**Exercise description**
The records that follow are to be repeated without alteration.

━━━━━━━━━━━━━━━━━━━━━━━━━━━━━━

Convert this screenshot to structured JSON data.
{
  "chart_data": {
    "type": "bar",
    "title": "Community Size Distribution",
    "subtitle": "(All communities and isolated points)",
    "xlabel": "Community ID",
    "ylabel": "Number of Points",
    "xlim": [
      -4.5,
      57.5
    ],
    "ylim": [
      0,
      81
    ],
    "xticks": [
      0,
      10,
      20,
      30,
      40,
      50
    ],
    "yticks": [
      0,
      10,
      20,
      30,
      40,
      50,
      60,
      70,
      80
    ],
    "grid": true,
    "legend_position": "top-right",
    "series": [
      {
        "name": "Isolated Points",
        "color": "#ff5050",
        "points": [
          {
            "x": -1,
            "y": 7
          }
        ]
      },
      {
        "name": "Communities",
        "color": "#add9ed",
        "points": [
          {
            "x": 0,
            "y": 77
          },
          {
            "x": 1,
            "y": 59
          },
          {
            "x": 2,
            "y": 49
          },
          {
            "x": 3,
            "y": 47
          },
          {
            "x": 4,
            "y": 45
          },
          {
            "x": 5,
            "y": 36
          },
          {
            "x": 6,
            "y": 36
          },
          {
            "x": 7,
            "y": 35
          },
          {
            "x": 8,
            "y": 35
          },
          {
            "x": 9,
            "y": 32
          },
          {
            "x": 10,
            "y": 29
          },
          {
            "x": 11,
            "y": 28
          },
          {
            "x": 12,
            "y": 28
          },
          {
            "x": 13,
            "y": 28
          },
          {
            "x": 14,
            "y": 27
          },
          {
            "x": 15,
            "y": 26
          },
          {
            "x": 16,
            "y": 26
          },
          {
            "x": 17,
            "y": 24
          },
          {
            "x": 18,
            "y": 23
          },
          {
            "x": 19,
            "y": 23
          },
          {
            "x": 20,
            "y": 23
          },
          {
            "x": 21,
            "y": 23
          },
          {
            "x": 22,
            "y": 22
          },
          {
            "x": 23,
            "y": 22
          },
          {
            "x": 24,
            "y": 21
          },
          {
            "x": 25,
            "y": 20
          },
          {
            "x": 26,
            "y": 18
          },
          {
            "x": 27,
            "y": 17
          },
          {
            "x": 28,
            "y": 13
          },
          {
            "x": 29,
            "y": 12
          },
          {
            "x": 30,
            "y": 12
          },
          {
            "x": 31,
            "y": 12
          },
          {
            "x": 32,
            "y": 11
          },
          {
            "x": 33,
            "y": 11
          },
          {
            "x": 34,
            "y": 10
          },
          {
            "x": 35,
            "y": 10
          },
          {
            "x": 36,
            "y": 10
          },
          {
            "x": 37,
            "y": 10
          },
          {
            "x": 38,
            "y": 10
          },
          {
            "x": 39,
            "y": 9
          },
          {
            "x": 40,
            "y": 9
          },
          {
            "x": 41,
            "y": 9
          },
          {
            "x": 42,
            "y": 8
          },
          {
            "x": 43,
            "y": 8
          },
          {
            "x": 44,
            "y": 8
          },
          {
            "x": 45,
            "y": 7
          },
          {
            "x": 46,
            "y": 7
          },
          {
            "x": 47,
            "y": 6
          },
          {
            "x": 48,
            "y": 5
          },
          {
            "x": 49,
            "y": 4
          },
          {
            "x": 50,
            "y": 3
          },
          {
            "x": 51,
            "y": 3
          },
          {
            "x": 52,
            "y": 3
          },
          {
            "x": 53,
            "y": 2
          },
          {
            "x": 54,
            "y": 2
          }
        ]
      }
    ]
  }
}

━━━━━━━━━━━━━━━━━━━━━━━━━━━━━━

**Answer to the problem**
Convert this screenshot to structured JSON data.
{
  "chart_data": {
    "type": "bar",
    "title": "Community Size Distribution",
    "subtitle": "(All communities and isolated points)",
    "xlabel": "Community ID",
    "ylabel": "Number of Points",
    "xlim": [
      -4.5,
      57.5
    ],
    "ylim": [
      0,
      81
    ],
    "xticks": [
      0,
      10,
      20,
      30,
      40,
      50
    ],
    "yticks": [
      0,
      10,
      20,
      30,
      40,
      50,
      60,
      70,
      80
    ],
    "grid": true,
    "legend_position": "top-right",
    "series": [
      {
        "name": "Isolated Points",
        "color": "#ff5050",
        "points": [
          {
            "x": -1,
            "y": 7
          }
        ]
      },
      {
        "name": "Communities",
        "color": "#add9ed",
        "points": [
          {
            "x": 0,
            "y": 77
          },
          {
            "x": 1,
            "y": 59
          },
          {
            "x": 2,
            "y": 49
          },
          {
            "x": 3,
            "y": 47
          },
          {
            "x": 4,
            "y": 45
          },
          {
            "x": 5,
            "y": 36
          },
          {
            "x": 6,
            "y": 36
          },
          {
            "x": 7,
            "y": 35
          },
          {
            "x": 8,
            "y": 35
          },
          {
            "x": 9,
            "y": 32
          },
          {
            "x": 10,
            "y": 29
          },
          {
            "x": 11,
            "y": 28
          },
          {
            "x": 12,
            "y": 28
          },
          {
            "x": 13,
            "y": 28
          },
          {
            "x": 14,
            "y": 27
          },
          {
            "x": 15,
            "y": 26
          },
          {
            "x": 16,
            "y": 26
          },
          {
            "x": 17,
            "y": 24
          },
          {
            "x": 18,
            "y": 23
          },
          {
            "x": 19,
            "y": 23
          },
          {
            "x": 20,
            "y": 23
          },
          {
            "x": 21,
            "y": 23
          },
          {
            "x": 22,
            "y": 22
          },
          {
            "x": 23,
            "y": 22
          },
          {
            "x": 24,
            "y": 21
          },
          {
            "x": 25,
            "y": 20
          },
          {
            "x": 26,
            "y": 18
          },
          {
            "x": 27,
            "y": 17
          },
          {
            "x": 28,
            "y": 13
          },
          {
            "x": 29,
            "y": 12
          },
          {
            "x": 30,
            "y": 12
          },
          {
            "x": 31,
            "y": 12
          },
          {
            "x": 32,
            "y": 11
          },
          {
            "x": 33,
            "y": 11
          },
          {
            "x": 34,
            "y": 10
          },
          {
            "x": 35,
            "y": 10
          },
          {
            "x": 36,
            "y": 10
          },
          {
            "x": 37,
            "y": 10
          },
          {
            "x": 38,
            "y": 10
          },
          {
            "x": 39,
            "y": 9
          },
          {
            "x": 40,
            "y": 9
          },
          {
            "x": 41,
            "y": 9
          },
          {
            "x": 42,
            "y": 8
          },
          {
            "x": 43,
            "y": 8
          },
          {
            "x": 44,
            "y": 8
          },
          {
            "x": 45,
            "y": 7
          },
          {
            "x": 46,
            "y": 7
          },
          {
            "x": 47,
            "y": 6
          },
          {
            "x": 48,
            "y": 5
          },
          {
            "x": 49,
            "y": 4
          },
          {
            "x": 50,
            "y": 3
          },
          {
            "x": 51,
            "y": 3
          },
          {
            "x": 52,
            "y": 3
          },
          {
            "x": 53,
            "y": 2
          },
          {
            "x": 54,
            "y": 2
          }
        ]
      }
    ]
  }
}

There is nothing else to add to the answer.